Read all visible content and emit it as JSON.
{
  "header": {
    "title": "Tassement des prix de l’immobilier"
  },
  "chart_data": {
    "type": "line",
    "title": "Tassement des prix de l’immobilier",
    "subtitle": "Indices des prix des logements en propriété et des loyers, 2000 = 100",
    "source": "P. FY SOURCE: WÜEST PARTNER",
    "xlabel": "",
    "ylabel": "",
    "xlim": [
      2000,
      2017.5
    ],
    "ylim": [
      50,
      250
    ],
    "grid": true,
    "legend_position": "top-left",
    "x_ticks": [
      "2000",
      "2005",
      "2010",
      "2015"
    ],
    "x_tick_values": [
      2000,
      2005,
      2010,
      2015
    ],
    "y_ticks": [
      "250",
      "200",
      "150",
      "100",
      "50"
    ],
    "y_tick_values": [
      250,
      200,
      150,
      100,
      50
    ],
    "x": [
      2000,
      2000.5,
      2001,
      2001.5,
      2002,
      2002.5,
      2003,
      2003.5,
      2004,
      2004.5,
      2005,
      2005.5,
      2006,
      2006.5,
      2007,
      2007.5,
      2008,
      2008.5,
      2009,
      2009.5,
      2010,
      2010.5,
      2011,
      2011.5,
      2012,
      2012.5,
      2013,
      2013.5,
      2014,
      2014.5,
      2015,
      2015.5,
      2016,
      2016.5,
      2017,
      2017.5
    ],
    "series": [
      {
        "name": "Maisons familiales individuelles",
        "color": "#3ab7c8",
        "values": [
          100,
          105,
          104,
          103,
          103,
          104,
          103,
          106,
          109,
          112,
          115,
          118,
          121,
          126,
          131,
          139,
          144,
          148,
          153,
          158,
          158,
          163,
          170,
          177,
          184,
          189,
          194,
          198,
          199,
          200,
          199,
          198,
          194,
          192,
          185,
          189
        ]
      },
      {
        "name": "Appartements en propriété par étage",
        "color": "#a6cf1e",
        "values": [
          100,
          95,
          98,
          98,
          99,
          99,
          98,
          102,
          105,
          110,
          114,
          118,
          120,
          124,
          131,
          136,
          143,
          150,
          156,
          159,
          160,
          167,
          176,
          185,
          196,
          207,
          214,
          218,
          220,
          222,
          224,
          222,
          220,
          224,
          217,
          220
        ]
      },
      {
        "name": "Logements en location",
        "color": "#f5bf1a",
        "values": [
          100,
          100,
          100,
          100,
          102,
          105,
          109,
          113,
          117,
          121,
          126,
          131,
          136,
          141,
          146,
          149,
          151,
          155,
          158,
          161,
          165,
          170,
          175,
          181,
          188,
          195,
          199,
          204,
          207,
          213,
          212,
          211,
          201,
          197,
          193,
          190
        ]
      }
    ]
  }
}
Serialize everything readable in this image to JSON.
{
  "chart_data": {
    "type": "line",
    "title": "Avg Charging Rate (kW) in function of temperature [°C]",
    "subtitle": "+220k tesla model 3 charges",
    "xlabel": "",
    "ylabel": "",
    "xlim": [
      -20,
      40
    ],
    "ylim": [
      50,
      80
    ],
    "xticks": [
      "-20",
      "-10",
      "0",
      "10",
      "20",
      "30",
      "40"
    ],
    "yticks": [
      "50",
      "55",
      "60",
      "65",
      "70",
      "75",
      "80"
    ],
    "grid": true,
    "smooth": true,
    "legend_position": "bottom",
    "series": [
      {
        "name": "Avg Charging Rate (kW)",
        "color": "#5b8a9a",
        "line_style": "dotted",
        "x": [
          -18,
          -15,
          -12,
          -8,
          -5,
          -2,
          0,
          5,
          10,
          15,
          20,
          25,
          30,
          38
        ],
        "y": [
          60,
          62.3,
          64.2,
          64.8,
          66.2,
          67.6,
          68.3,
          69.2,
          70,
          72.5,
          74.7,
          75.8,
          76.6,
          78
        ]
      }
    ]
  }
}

__THE PROBLEM__.
Check each line of the records for the string "name" and state how many lines contain it. Give only the number.

__WRITTEN ANSWER__.
4